Transcribe the records below exactly.
-=-=-
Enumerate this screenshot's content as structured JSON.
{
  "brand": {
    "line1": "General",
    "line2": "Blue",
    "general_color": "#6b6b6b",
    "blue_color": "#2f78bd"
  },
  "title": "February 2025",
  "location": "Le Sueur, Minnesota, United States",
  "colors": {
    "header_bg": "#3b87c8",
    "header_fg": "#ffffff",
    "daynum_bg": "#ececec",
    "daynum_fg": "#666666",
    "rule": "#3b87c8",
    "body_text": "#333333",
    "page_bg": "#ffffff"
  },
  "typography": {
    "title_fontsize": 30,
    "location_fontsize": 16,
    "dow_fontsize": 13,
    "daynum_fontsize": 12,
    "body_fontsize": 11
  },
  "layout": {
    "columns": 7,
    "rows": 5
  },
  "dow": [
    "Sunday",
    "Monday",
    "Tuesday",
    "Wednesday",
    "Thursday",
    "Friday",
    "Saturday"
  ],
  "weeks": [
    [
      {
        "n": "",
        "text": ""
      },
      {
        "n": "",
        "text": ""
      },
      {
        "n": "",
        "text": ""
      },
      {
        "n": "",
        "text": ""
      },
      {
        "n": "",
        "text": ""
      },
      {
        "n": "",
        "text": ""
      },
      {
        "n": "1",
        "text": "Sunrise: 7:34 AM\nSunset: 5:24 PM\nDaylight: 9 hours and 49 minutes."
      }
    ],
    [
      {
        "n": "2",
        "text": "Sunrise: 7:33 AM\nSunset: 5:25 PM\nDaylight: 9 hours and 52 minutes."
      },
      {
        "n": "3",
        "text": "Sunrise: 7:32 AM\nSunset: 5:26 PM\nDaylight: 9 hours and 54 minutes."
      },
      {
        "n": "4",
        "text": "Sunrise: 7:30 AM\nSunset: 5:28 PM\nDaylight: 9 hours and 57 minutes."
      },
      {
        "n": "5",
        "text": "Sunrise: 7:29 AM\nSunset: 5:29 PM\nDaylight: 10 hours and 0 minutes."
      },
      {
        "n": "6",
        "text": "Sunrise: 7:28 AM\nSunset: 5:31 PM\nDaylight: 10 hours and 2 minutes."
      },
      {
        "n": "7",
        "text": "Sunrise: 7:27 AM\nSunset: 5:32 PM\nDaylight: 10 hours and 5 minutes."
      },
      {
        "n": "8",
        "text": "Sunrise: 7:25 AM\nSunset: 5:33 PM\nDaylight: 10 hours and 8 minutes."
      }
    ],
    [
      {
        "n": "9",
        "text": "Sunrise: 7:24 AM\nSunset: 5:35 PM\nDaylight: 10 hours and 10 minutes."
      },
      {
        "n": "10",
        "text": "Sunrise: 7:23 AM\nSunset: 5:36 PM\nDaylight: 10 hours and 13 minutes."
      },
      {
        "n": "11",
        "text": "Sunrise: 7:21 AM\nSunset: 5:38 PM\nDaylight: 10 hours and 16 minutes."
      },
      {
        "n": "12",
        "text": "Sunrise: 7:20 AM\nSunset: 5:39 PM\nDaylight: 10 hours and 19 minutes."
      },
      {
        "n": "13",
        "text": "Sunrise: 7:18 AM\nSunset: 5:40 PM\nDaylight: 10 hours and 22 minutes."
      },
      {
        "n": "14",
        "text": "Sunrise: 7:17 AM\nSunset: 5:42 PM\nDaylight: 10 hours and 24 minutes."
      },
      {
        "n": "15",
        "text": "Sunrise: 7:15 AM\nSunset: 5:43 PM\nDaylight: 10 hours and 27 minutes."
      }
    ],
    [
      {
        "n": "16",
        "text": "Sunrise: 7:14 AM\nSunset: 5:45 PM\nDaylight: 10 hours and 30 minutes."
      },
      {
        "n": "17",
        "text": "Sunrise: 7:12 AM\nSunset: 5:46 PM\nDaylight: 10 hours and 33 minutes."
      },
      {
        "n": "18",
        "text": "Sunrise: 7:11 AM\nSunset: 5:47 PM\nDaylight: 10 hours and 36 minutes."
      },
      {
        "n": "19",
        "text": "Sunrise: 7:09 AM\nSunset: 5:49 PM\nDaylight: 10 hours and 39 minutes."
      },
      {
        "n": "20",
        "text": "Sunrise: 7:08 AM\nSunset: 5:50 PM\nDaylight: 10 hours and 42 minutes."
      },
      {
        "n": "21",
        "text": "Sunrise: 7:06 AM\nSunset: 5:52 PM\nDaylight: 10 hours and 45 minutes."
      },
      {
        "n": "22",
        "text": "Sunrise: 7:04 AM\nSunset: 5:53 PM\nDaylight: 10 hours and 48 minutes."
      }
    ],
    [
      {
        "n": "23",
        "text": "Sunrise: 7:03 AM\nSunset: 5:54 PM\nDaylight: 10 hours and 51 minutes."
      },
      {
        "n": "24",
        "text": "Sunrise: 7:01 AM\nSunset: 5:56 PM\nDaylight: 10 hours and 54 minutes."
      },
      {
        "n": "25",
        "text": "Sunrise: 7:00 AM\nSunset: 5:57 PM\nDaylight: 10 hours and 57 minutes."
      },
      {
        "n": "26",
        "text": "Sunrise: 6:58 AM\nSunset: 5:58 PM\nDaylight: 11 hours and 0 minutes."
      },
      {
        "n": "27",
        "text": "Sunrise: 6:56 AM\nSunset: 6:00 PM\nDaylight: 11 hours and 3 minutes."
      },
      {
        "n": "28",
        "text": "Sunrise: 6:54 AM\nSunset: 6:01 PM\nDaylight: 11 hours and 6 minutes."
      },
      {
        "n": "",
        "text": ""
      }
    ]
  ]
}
-=-=-
== Correct response ==
Enumerate this screenshot's content as structured JSON.
{
  "brand": {
    "line1": "General",
    "line2": "Blue",
    "general_color": "#6b6b6b",
    "blue_color": "#2f78bd"
  },
  "title": "February 2025",
  "location": "Le Sueur, Minnesota, United States",
  "colors": {
    "header_bg": "#3b87c8",
    "header_fg": "#ffffff",
    "daynum_bg": "#ececec",
    "daynum_fg": "#666666",
    "rule": "#3b87c8",
    "body_text": "#333333",
    "page_bg": "#ffffff"
  },
  "typography": {
    "title_fontsize": 30,
    "location_fontsize": 16,
    "dow_fontsize": 13,
    "daynum_fontsize": 12,
    "body_fontsize": 11
  },
  "layout": {
    "columns": 7,
    "rows": 5
  },
  "dow": [
    "Sunday",
    "Monday",
    "Tuesday",
    "Wednesday",
    "Thursday",
    "Friday",
    "Saturday"
  ],
  "weeks": [
    [
      {
        "n": "",
        "text": ""
      },
      {
        "n": "",
        "text": ""
      },
      {
        "n": "",
        "text": ""
      },
      {
        "n": "",
        "text": ""
      },
      {
        "n": "",
        "text": ""
      },
      {
        "n": "",
        "text": ""
      },
      {
        "n": "1",
        "text": "Sunrise: 7:34 AM\nSunset: 5:24 PM\nDaylight: 9 hours and 49 minutes."
      }
    ],
    [
      {
        "n": "2",
        "text": "Sunrise: 7:33 AM\nSunset: 5:25 PM\nDaylight: 9 hours and 52 minutes."
      },
      {
        "n": "3",
        "text": "Sunrise: 7:32 AM\nSunset: 5:26 PM\nDaylight: 9 hours and 54 minutes."
      },
      {
        "n": "4",
        "text": "Sunrise: 7:30 AM\nSunset: 5:28 PM\nDaylight: 9 hours and 57 minutes."
      },
      {
        "n": "5",
        "text": "Sunrise: 7:29 AM\nSunset: 5:29 PM\nDaylight: 10 hours and 0 minutes."
      },
      {
        "n": "6",
        "text": "Sunrise: 7:28 AM\nSunset: 5:31 PM\nDaylight: 10 hours and 2 minutes."
      },
      {
        "n": "7",
        "text": "Sunrise: 7:27 AM\nSunset: 5:32 PM\nDaylight: 10 hours and 5 minutes."
      },
      {
        "n": "8",
        "text": "Sunrise: 7:25 AM\nSunset: 5:33 PM\nDaylight: 10 hours and 8 minutes."
      }
    ],
    [
      {
        "n": "9",
        "text": "Sunrise: 7:24 AM\nSunset: 5:35 PM\nDaylight: 10 hours and 10 minutes."
      },
      {
        "n": "10",
        "text": "Sunrise: 7:23 AM\nSunset: 5:36 PM\nDaylight: 10 hours and 13 minutes."
      },
      {
        "n": "11",
        "text": "Sunrise: 7:21 AM\nSunset: 5:38 PM\nDaylight: 10 hours and 16 minutes."
      },
      {
        "n": "12",
        "text": "Sunrise: 7:20 AM\nSunset: 5:39 PM\nDaylight: 10 hours and 19 minutes."
      },
      {
        "n": "13",
        "text": "Sunrise: 7:18 AM\nSunset: 5:40 PM\nDaylight: 10 hours and 22 minutes."
      },
      {
        "n": "14",
        "text": "Sunrise: 7:17 AM\nSunset: 5:42 PM\nDaylight: 10 hours and 24 minutes."
      },
      {
        "n": "15",
        "text": "Sunrise: 7:15 AM\nSunset: 5:43 PM\nDaylight: 10 hours and 27 minutes."
      }
    ],
    [
      {
        "n": "16",
        "text": "Sunrise: 7:14 AM\nSunset: 5:45 PM\nDaylight: 10 hours and 30 minutes."
      },
      {
        "n": "17",
        "text": "Sunrise: 7:12 AM\nSunset: 5:46 PM\nDaylight: 10 hours and 33 minutes."
      },
      {
        "n": "18",
        "text": "Sunrise: 7:11 AM\nSunset: 5:47 PM\nDaylight: 10 hours and 36 minutes."
      },
      {
        "n": "19",
        "text": "Sunrise: 7:09 AM\nSunset: 5:49 PM\nDaylight: 10 hours and 39 minutes."
      },
      {
        "n": "20",
        "text": "Sunrise: 7:08 AM\nSunset: 5:50 PM\nDaylight: 10 hours and 42 minutes."
      },
      {
        "n": "21",
        "text": "Sunrise: 7:06 AM\nSunset: 5:52 PM\nDaylight: 10 hours and 45 minutes."
      },
      {
        "n": "22",
        "text": "Sunrise: 7:04 AM\nSunset: 5:53 PM\nDaylight: 10 hours and 48 minutes."
      }
    ],
    [
      {
        "n": "23",
        "text": "Sunrise: 7:03 AM\nSunset: 5:54 PM\nDaylight: 10 hours and 51 minutes."
      },
      {
        "n": "24",
        "text": "Sunrise: 7:01 AM\nSunset: 5:56 PM\nDaylight: 10 hours and 54 minutes."
      },
      {
        "n": "25",
        "text": "Sunrise: 7:00 AM\nSunset: 5:57 PM\nDaylight: 10 hours and 57 minutes."
      },
      {
        "n": "26",
        "text": "Sunrise: 6:58 AM\nSunset: 5:58 PM\nDaylight: 11 hours and 0 minutes."
      },
      {
        "n": "27",
        "text": "Sunrise: 6:56 AM\nSunset: 6:00 PM\nDaylight: 11 hours and 3 minutes."
      },
      {
        "n": "28",
        "text": "Sunrise: 6:54 AM\nSunset: 6:01 PM\nDaylight: 11 hours and 6 minutes."
      },
      {
        "n": "",
        "text": ""
      }
    ]
  ]
}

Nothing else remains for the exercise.